#### [Short problem]
Give the number of lines containing the word "Voltage", and nothing else.

#### [Excerpted data]

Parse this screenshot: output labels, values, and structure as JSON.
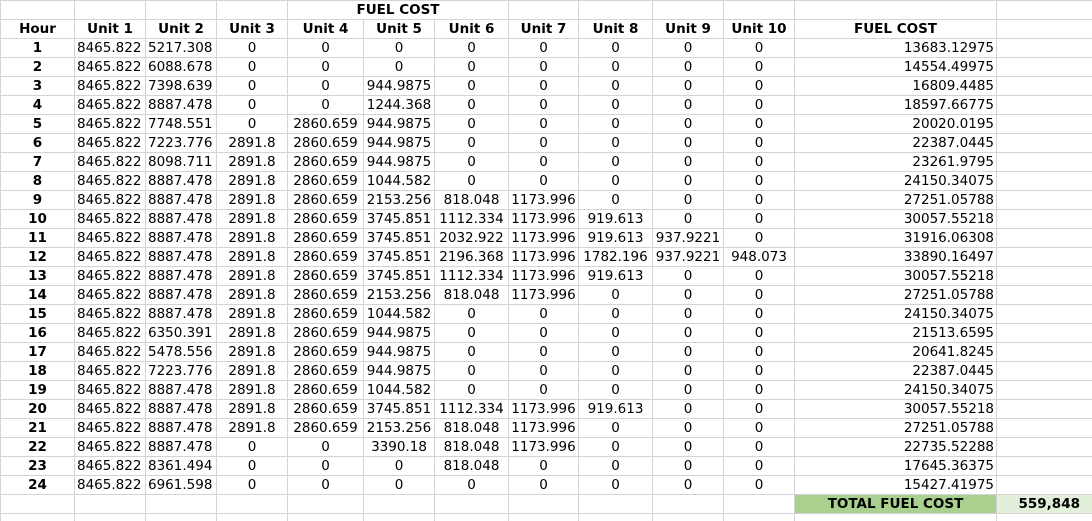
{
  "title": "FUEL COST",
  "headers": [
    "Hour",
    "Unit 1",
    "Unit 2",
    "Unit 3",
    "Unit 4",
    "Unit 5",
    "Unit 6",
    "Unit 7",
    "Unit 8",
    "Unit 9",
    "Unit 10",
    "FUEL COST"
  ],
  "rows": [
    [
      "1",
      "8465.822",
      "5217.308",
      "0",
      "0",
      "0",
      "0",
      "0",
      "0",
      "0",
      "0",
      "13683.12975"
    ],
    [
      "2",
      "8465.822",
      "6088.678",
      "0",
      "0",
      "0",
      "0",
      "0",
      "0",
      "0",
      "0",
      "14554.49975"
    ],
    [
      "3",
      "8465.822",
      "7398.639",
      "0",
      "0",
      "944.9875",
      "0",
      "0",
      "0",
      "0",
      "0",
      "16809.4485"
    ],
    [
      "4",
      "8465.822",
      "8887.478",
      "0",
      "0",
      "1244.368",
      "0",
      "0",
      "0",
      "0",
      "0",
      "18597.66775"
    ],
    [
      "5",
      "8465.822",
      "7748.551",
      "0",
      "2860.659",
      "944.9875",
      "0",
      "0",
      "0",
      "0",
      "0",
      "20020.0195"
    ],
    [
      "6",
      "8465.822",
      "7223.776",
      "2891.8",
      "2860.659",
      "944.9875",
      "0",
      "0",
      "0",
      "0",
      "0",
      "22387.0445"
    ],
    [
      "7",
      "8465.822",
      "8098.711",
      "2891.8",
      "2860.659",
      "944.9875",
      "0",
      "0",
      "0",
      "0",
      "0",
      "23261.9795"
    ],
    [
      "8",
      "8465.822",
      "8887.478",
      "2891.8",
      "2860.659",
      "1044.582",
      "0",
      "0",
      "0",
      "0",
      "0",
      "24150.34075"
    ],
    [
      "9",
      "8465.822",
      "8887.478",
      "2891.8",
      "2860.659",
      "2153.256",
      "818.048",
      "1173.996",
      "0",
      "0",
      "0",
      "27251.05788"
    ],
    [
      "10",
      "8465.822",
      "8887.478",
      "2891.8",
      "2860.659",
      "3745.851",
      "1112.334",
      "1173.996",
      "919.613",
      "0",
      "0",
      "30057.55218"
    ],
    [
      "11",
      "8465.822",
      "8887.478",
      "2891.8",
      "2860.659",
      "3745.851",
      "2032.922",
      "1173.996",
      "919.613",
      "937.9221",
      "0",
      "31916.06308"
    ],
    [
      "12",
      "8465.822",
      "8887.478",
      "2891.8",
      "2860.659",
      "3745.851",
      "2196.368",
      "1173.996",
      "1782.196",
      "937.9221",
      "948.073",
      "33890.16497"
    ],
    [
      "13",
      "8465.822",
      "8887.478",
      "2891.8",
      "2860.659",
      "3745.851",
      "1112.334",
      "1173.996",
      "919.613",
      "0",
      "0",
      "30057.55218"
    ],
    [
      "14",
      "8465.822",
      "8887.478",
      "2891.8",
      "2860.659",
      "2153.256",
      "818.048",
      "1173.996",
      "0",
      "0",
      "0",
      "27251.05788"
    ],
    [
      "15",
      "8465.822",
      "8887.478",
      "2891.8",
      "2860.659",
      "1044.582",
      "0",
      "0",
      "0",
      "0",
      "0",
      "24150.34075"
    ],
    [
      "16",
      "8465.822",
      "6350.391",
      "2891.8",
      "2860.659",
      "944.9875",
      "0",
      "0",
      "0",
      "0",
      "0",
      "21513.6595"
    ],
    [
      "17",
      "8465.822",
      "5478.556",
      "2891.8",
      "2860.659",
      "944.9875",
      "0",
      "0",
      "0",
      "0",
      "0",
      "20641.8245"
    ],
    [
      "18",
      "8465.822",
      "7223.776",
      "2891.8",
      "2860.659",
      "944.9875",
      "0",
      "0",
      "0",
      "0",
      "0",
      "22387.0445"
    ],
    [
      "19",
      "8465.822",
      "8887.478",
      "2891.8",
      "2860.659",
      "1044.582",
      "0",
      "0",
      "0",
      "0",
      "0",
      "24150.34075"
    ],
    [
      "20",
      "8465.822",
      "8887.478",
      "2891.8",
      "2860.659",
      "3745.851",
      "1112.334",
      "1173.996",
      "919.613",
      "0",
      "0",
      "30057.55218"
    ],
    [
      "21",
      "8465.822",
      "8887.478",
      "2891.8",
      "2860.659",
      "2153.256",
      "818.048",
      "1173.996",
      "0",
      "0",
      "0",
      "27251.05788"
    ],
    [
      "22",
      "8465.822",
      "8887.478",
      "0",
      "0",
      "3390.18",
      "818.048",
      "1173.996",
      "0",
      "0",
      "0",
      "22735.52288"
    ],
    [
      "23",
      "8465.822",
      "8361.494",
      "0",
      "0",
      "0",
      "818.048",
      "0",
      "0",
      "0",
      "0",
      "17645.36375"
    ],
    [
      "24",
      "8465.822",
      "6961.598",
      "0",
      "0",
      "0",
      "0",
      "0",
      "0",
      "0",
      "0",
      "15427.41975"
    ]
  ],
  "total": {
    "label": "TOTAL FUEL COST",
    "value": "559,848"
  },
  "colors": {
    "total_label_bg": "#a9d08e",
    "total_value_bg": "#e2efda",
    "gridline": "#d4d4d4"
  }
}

==

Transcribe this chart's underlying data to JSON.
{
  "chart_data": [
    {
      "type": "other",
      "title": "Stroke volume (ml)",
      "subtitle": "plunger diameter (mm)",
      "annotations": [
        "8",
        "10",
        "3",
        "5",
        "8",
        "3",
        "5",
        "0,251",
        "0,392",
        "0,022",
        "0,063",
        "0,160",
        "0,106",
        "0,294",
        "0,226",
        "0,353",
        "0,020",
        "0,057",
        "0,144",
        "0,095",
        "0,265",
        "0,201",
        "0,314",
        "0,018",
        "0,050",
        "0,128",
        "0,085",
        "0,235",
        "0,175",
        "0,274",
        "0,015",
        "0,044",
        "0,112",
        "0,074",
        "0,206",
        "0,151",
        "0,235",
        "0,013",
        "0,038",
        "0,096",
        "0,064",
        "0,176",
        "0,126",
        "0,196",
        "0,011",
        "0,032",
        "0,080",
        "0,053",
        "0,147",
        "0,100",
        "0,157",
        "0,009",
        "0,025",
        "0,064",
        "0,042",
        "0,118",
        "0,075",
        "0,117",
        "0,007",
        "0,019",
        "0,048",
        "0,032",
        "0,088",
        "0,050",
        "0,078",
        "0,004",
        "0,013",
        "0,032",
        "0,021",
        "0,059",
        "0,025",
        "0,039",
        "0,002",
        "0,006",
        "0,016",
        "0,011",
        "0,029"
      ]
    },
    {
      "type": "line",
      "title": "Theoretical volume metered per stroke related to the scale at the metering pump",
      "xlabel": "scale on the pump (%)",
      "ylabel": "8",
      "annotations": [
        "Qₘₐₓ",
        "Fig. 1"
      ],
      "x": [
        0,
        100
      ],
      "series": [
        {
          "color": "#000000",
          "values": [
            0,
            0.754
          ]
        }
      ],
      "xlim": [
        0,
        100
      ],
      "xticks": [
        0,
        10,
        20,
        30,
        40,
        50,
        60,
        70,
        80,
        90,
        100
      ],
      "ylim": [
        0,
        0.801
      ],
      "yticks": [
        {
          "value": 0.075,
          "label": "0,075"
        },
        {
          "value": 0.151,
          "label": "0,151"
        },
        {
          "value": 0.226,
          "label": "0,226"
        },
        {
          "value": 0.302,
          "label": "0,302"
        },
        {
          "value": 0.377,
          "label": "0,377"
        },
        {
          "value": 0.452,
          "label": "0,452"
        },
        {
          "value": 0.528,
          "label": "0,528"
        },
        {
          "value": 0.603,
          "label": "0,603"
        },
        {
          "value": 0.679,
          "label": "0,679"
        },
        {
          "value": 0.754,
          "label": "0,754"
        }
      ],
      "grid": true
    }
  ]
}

* * *

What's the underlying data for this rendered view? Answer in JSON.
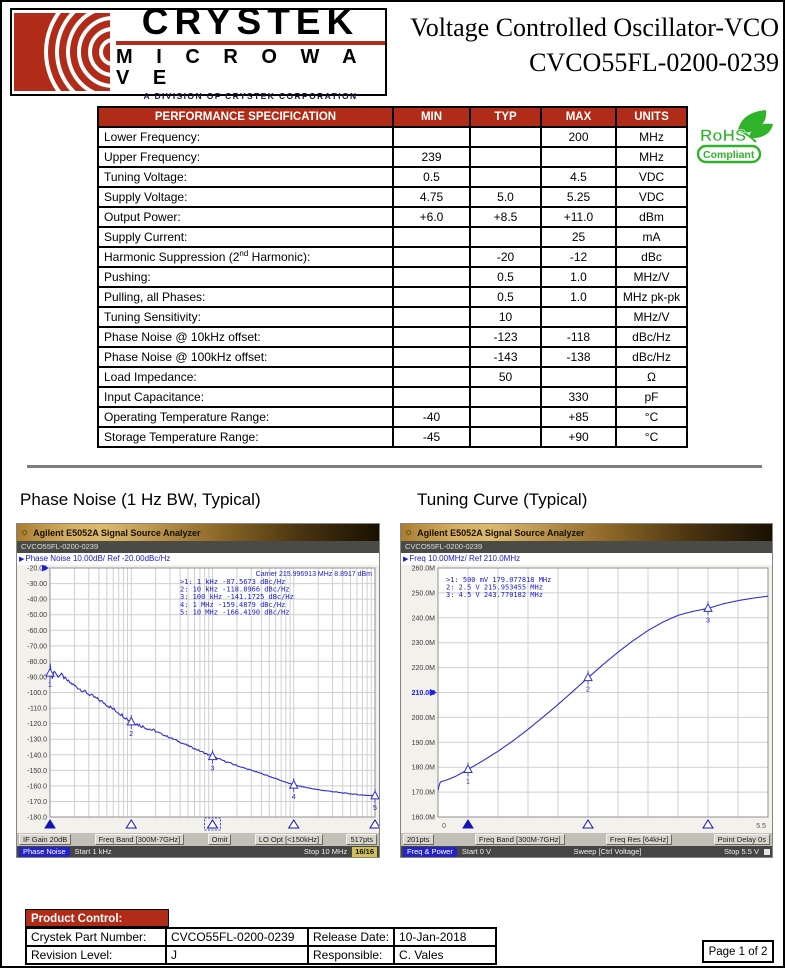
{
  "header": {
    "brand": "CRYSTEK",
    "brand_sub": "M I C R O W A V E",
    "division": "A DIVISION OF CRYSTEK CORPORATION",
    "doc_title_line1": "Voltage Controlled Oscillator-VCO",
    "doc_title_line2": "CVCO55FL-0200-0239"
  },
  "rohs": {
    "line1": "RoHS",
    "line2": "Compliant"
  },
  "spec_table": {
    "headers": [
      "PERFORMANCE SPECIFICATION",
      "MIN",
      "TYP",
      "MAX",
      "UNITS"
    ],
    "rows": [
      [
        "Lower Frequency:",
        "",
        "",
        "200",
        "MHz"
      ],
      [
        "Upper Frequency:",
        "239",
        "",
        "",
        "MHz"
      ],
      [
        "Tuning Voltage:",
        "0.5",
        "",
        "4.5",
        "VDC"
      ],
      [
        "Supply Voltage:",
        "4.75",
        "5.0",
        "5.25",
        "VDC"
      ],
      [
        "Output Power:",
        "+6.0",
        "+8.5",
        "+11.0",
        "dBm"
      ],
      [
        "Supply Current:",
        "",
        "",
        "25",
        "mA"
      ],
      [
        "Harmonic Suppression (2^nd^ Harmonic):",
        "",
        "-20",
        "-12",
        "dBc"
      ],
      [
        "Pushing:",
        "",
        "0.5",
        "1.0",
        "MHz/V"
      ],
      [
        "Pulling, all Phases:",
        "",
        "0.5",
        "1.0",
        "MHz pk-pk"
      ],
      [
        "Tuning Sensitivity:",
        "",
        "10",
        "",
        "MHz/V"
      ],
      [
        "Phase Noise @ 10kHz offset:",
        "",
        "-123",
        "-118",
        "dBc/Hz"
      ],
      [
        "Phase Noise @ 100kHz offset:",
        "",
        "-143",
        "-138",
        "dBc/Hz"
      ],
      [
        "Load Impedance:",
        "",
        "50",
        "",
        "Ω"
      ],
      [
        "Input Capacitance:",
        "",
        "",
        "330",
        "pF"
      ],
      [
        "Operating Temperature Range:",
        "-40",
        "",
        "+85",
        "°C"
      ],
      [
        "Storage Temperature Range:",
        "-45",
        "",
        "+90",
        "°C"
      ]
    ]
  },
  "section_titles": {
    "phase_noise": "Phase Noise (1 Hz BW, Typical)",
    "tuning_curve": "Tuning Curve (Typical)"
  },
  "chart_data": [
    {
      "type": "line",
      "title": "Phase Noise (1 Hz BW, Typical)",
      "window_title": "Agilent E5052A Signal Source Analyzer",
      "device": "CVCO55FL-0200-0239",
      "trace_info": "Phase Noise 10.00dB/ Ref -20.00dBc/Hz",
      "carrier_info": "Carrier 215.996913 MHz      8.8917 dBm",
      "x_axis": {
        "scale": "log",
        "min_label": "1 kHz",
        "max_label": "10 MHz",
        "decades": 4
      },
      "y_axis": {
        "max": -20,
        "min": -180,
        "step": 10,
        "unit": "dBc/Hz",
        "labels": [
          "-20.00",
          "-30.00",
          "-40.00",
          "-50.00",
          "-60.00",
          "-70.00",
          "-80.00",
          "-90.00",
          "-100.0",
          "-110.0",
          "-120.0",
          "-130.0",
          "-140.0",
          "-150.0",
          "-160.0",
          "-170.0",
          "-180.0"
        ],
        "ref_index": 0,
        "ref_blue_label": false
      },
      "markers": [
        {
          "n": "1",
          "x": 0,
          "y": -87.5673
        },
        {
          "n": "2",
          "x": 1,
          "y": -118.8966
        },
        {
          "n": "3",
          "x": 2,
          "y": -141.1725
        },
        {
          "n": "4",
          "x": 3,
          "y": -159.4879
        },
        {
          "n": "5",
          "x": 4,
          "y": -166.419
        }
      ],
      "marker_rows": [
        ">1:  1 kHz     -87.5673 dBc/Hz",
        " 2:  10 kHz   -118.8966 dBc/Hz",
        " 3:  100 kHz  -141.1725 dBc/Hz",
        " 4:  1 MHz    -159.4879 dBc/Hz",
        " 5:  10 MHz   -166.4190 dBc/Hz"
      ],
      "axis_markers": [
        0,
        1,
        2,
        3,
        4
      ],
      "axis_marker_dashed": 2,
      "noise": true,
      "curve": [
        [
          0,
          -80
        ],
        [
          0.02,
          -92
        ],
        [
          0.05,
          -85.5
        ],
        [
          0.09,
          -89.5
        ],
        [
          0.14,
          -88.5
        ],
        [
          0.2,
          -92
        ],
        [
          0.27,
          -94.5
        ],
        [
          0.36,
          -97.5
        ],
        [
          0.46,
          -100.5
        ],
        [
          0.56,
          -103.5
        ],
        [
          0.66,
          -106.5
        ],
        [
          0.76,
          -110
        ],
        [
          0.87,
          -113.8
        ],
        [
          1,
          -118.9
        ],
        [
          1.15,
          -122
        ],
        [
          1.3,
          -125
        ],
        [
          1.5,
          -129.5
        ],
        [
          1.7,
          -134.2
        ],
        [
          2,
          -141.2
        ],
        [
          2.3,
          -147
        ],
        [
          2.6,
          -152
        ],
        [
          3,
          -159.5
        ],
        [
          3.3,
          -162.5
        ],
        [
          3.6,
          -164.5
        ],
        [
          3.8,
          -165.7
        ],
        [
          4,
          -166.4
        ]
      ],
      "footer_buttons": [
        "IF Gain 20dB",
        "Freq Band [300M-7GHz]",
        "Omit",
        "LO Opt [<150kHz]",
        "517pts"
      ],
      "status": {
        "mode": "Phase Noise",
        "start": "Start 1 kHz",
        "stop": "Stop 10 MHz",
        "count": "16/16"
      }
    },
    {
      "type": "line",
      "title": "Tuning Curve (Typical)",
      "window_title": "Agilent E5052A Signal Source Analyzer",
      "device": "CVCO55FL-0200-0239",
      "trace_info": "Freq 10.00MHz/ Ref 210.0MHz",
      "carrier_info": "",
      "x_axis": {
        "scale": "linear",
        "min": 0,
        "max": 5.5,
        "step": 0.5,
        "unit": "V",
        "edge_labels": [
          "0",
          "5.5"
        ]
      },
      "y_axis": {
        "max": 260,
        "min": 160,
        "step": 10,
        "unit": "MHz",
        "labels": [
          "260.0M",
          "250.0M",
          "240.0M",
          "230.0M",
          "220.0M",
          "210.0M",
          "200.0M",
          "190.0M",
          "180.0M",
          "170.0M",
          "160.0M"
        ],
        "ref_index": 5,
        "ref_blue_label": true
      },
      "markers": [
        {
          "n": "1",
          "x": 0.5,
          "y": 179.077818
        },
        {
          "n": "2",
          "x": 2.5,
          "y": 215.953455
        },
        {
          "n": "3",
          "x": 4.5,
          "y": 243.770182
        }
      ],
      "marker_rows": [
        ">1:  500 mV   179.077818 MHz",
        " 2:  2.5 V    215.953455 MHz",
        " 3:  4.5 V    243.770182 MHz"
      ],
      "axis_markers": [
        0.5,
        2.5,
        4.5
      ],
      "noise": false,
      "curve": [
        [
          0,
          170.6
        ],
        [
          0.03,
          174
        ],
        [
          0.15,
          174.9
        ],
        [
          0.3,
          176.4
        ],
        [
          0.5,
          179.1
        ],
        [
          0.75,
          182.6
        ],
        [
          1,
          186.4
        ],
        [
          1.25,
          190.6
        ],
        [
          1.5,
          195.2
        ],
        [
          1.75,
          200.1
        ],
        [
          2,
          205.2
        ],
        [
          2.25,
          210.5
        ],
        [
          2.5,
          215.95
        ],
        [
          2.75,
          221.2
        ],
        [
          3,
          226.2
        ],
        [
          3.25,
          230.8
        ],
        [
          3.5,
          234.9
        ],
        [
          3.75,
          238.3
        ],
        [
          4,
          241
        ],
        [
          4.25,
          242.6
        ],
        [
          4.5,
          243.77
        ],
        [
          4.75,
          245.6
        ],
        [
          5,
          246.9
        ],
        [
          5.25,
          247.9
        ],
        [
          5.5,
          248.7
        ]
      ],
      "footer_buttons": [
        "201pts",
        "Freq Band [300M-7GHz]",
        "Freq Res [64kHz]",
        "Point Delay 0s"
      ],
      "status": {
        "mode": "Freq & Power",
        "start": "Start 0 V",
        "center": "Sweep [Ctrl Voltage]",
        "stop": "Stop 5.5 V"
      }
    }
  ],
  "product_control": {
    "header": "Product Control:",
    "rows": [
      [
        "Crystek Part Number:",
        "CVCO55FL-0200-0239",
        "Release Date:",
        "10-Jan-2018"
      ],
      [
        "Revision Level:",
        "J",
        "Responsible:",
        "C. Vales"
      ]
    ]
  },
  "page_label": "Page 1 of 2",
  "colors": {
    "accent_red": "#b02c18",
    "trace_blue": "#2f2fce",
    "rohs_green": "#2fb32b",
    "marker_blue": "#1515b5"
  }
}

#### [Exercise output]
4